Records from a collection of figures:
--------------------------------------------------

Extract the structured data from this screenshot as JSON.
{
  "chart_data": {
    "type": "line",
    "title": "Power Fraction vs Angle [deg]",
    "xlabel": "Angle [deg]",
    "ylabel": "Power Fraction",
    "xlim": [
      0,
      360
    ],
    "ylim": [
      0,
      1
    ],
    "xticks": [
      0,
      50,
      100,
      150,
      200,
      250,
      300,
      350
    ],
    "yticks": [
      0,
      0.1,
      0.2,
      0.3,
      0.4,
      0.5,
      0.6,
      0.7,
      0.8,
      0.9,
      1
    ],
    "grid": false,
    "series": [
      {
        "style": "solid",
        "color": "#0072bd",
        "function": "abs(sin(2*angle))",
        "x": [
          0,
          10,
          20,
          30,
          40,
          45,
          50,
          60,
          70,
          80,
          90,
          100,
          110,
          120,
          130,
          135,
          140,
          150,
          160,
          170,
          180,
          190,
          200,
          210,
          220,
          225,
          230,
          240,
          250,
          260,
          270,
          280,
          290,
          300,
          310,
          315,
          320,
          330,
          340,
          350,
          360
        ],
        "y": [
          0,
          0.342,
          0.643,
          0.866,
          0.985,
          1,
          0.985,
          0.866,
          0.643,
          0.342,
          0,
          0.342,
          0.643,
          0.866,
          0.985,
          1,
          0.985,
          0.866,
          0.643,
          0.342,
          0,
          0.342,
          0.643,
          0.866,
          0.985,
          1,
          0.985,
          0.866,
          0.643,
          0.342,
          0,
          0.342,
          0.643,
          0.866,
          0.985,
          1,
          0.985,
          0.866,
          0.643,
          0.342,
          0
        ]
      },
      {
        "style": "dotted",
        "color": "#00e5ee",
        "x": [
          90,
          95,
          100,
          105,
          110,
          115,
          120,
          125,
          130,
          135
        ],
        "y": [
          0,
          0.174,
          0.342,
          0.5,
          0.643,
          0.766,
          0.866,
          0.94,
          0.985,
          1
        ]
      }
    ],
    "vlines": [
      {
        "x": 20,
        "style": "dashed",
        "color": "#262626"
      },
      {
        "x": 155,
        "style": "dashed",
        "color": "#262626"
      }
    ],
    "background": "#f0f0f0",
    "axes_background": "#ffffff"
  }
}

--------------------------------------------------

Work out the number of lines in this listing that include the word "style". Reply with that number only.

COMPLETE OUTPUT:
4